## Document text
○ ○ ○ ○ ○ ○ ○

Michael A. Riley v. Oscar and Linda Sandlin

CourtIndiana Court of Appeals
DecidedJune 10, 2014
Docket32A01-1310-PL-453
StatusUnpublished

This text of Michael A. Riley v. Oscar and Linda Sandlin (Michael A. Riley v. Oscar and Linda Sandlin) is published on Counsel Stack Legal Research, covering Indiana Court of Appeals primary law. Counsel Stack provides free access to over 12 million legal documents including statutes, case law, regulations, and constitutions.

Bluebook
Michael A. Riley v. Oscar and Linda Sandlin, (Ind. Ct. App. 2014).

Opinion

Pursuant to Ind. Appellate Rule 65(D), this Memorandum Decision shall not be regarded as precedent or cited before any court except for the purpose of establishing the defense of res judicata, Jun 10 2014, 9:12 am collateral estoppel, or the law of the case.

ATTORNEY FOR APPELLANT:

G. JAYSON MARKSBERRY Marksberry Law Office Danville, Indiana

IN THE COURT OF APPEALS OF INDIANA

MICHAEL A. RILEY, ) ) Appellant-Plaintiff, ) ) vs. ) No. 32A01-1310-PL-453 ) OSCAR AND LINDA SANDLIN, ) ) Appellees-Defendants. )

APPEAL FROM THE HENDRICKS SUPERIOR COURT The Honorable David H. Coleman, Judge Cause No. 32D02-1003-PL-13

June 10, 2014

MEMORANDUM DECISION – NOT FOR PUBLICATION

BAKER, Judge Appellant-plaintiff Michael Riley and his then wife, Deborah (collectively, the

Rileys), were in the process of moving. Deborah knew the appellees-defendants Oscar

and Linda Sandlin (collectively, the Sandlins) because Deborah’s father, Robert Kean,

had been life-long friends with Oscar. However, Oscar had never met Michael. As a

favor to the Rileys, the Sandlins allowed them to store some items of personal property

including a trailer and a compressor in their pole barn in 2005, provided it would be only

temporary.

○ ○ ○ ○ ○ ○ ○

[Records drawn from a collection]
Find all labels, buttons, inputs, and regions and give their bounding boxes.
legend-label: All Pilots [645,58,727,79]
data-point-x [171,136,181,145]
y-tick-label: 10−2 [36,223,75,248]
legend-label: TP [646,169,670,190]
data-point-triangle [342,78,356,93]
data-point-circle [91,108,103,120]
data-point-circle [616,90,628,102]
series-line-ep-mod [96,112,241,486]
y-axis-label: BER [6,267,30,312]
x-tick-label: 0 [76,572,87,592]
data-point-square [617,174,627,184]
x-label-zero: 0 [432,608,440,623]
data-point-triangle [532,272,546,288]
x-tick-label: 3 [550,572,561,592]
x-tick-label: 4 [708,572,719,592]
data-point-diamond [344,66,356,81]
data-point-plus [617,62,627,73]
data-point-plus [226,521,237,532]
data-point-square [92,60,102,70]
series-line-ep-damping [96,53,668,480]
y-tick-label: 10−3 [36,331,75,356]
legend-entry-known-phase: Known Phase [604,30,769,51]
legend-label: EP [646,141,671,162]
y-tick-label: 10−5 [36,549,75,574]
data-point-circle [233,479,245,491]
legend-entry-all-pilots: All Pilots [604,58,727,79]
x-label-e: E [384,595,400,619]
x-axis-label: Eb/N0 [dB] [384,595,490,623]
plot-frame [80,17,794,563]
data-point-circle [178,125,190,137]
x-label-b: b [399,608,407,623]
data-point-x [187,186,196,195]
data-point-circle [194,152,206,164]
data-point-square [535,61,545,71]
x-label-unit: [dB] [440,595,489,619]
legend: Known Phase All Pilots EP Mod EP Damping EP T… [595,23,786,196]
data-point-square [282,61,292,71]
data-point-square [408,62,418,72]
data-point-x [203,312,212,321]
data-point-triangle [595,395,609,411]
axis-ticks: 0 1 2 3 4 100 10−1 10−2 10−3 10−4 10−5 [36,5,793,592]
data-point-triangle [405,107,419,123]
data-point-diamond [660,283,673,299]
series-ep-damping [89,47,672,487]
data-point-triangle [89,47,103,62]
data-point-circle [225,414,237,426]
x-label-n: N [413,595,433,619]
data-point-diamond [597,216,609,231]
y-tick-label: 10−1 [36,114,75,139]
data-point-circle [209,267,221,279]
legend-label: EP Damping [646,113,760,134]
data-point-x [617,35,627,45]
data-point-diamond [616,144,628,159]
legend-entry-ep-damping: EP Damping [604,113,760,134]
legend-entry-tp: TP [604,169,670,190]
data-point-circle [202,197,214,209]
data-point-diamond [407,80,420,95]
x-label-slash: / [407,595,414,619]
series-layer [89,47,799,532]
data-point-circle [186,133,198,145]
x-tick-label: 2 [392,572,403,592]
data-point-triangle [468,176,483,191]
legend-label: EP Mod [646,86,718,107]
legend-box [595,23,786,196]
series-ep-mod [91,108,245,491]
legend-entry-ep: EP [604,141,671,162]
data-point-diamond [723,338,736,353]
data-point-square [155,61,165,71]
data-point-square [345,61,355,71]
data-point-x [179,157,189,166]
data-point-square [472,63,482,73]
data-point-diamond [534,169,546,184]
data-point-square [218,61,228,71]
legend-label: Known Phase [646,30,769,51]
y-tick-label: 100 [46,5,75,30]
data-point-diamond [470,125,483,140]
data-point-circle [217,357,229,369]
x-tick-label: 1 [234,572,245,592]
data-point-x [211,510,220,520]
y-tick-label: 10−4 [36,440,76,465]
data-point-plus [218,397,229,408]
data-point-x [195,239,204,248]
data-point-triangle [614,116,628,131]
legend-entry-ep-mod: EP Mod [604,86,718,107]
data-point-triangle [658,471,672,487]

○ ○ ○ ○ ○ ○ ○

## Prompt A
From the Riley v. Sandlin court decision, write out the passage starting with "Pursuant to Ind." and going on through "SANDLIN, ) ) Appellees-Defendants. )".
## Prompt B
In the Riley v. Sandlin court decision, which two items of personal property are named as stored in the Sandlins' pole barn?
## Prompt C
Carry on the Riley v. Sandlin court decision from where it stops.

## Answer A
Pursuant to Ind. Appellate Rule 65(D), this Memorandum Decision shall not be regarded as precedent or cited before any court except for the purpose of establishing the defense of res judicata, Jun 10 2014, 9:12 am collateral estoppel, or the law of the case.

ATTORNEY FOR APPELLANT:

G. JAYSON MARKSBERRY Marksberry Law Office Danville, Indiana

IN THE COURT OF APPEALS OF INDIANA

MICHAEL A. RILEY, ) ) Appellant-Plaintiff, ) ) vs. ) No. 32A01-1310-PL-453 ) OSCAR AND LINDA SANDLIN, ) ) Appellees-Defendants. )

## Answer B
A trailer and a compressor.

## Answer C
The Rileys subsequently divorced, and Michael did not request the return of the

property until 2009. However, Linda informed Deborah on several occasions that they

wanted the property removed. Michael never spoke with the Sandlins until 2009, even

after Deborah informed him numerous times that they wanted the property removed.

Deborah finally told the Sandlins to keep the property.

Although Michael told Deborah and the Sandlins that he did not want the property,

he eventually demanded that the Sandlins return the property. Michael’s attorney wrote

the Sandlins a letter in 2009 requesting the same, and eventually filed suit against the

Sandlins for conversion seeking treble damages and attorney fees.

We agree with the trial court and conclude that Michael did not prove the elements

of conversion. Thus, we affirm the judgment entered in the Sandlins’ favor.

FACTS

In July 2005, the Rileys and Deborah’s father, Kean, traveled to Danville and

delivered several items of the Rileys’ property to the Sandlins. The property included,

2 among other things, some scaffolding, a utility trailer, a fiberglass extension ladder, and

an air compressor. Oscar was present at the time, but he was not sure who actually

owned the property. In fact, Sandlin had never met Michael before the property was

delivered. However, Oscar agreed to store the items in his barn for a short time because

he and Kean had been friends for nearly thirty years.

At the time, Deborah was married to Michael, and she understood that the

Sandlins were doing them a favor by temporarily storing the items because there was no

other place to put them. Michael told Linda that they were building a new storage facility

on their property when they changed residences, and that he would remove the property

as soon as the structure was built.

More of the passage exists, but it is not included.